■ **What you should do**: Copy the listing from its first line through the line containing "y-tick-label: 18: [103, 33, 121, 47]", swapping every "bar" for "column" and leaving all else unchanged.

■ **Listing from a data source**:
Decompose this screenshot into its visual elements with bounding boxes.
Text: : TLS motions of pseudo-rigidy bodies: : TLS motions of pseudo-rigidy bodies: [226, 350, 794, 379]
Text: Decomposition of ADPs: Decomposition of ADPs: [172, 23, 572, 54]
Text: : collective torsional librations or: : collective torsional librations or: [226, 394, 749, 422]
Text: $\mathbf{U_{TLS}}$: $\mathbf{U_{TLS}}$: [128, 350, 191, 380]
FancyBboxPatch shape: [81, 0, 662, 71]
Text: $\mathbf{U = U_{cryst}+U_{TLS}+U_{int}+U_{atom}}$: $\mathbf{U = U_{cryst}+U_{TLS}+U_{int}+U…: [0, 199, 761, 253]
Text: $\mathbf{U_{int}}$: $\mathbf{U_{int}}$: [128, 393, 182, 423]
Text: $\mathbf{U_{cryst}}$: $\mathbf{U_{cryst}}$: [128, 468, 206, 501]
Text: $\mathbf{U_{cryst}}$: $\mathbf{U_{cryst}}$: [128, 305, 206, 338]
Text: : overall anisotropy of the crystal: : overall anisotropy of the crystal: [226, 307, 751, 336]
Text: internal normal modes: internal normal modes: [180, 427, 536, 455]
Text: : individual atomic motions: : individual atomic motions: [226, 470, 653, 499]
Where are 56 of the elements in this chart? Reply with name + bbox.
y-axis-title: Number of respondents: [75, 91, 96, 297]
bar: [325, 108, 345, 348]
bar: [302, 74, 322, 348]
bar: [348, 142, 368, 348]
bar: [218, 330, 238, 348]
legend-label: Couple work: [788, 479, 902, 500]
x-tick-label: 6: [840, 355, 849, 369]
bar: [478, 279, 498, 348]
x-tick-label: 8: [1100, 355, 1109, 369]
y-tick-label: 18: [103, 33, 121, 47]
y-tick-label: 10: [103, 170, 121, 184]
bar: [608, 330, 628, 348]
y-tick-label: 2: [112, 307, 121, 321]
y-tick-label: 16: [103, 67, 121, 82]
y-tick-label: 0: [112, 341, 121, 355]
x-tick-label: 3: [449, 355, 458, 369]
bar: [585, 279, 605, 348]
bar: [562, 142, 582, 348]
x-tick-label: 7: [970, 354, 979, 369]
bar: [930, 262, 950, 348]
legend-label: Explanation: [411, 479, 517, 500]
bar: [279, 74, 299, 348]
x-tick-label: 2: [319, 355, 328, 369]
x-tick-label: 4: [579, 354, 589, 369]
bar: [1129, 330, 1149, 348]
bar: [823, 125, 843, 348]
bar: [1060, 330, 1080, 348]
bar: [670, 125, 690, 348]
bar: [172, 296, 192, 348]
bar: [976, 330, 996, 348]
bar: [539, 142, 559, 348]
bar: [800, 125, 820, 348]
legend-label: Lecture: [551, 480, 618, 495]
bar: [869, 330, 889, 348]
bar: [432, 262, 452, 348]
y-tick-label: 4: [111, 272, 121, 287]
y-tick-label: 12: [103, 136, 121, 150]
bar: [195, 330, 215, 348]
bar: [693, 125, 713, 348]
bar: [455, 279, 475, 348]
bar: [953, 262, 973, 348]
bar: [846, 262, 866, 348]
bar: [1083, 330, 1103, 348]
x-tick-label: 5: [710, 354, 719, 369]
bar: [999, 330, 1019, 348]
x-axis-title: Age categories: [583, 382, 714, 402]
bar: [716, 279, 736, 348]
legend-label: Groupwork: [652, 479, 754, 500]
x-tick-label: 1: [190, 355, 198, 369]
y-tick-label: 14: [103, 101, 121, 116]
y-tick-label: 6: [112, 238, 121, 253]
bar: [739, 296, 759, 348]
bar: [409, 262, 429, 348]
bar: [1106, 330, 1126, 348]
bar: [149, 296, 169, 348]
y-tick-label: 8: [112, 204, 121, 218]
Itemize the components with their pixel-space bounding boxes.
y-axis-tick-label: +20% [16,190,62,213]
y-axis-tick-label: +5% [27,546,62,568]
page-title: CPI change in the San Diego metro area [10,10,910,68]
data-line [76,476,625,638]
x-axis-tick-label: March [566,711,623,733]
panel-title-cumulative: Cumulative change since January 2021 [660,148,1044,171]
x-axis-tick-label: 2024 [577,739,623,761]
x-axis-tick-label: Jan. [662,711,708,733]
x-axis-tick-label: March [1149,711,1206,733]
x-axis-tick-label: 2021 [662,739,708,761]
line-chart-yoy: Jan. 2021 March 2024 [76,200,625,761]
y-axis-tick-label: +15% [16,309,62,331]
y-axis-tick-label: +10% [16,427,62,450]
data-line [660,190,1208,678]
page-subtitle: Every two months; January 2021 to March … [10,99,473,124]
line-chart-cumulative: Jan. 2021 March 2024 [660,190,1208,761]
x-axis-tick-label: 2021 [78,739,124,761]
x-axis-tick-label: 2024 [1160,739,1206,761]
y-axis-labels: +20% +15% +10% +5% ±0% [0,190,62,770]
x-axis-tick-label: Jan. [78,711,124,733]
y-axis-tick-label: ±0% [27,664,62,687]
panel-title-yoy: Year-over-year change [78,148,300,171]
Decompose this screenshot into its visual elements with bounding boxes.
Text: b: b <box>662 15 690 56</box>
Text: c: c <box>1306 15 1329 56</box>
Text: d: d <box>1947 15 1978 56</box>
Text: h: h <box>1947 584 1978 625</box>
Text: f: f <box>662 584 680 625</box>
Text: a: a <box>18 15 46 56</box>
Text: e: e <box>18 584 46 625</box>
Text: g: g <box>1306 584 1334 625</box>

■ **Expected output**:
Decompose this screenshot into its visual elements with bounding boxes.
Text: : TLS motions of pseudo-rigidy bodies: : TLS motions of pseudo-rigidy bodies: [226, 350, 794, 379]
Text: Decomposition of ADPs: Decomposition of ADPs: [172, 23, 572, 54]
Text: : collective torsional librations or: : collective torsional librations or: [226, 394, 749, 422]
Text: $\mathbf{U_{TLS}}$: $\mathbf{U_{TLS}}$: [128, 350, 191, 380]
FancyBboxPatch shape: [81, 0, 662, 71]
Text: $\mathbf{U = U_{cryst}+U_{TLS}+U_{int}+U_{atom}}$: $\mathbf{U = U_{cryst}+U_{TLS}+U_{int}+U…: [0, 199, 761, 253]
Text: $\mathbf{U_{int}}$: $\mathbf{U_{int}}$: [128, 393, 182, 423]
Text: $\mathbf{U_{cryst}}$: $\mathbf{U_{cryst}}$: [128, 468, 206, 501]
Text: $\mathbf{U_{cryst}}$: $\mathbf{U_{cryst}}$: [128, 305, 206, 338]
Text: : overall anisotropy of the crystal: : overall anisotropy of the crystal: [226, 307, 751, 336]
Text: internal normal modes: internal normal modes: [180, 427, 536, 455]
Text: : individual atomic motions: : individual atomic motions: [226, 470, 653, 499]
Where are 56 of the elements in this chart? Reply with name + bbox.
y-axis-title: Number of respondents: [75, 91, 96, 297]
column: [325, 108, 345, 348]
column: [302, 74, 322, 348]
column: [348, 142, 368, 348]
column: [218, 330, 238, 348]
legend-label: Couple work: [788, 479, 902, 500]
x-tick-label: 6: [840, 355, 849, 369]
column: [478, 279, 498, 348]
x-tick-label: 8: [1100, 355, 1109, 369]
y-tick-label: 18: [103, 33, 121, 47]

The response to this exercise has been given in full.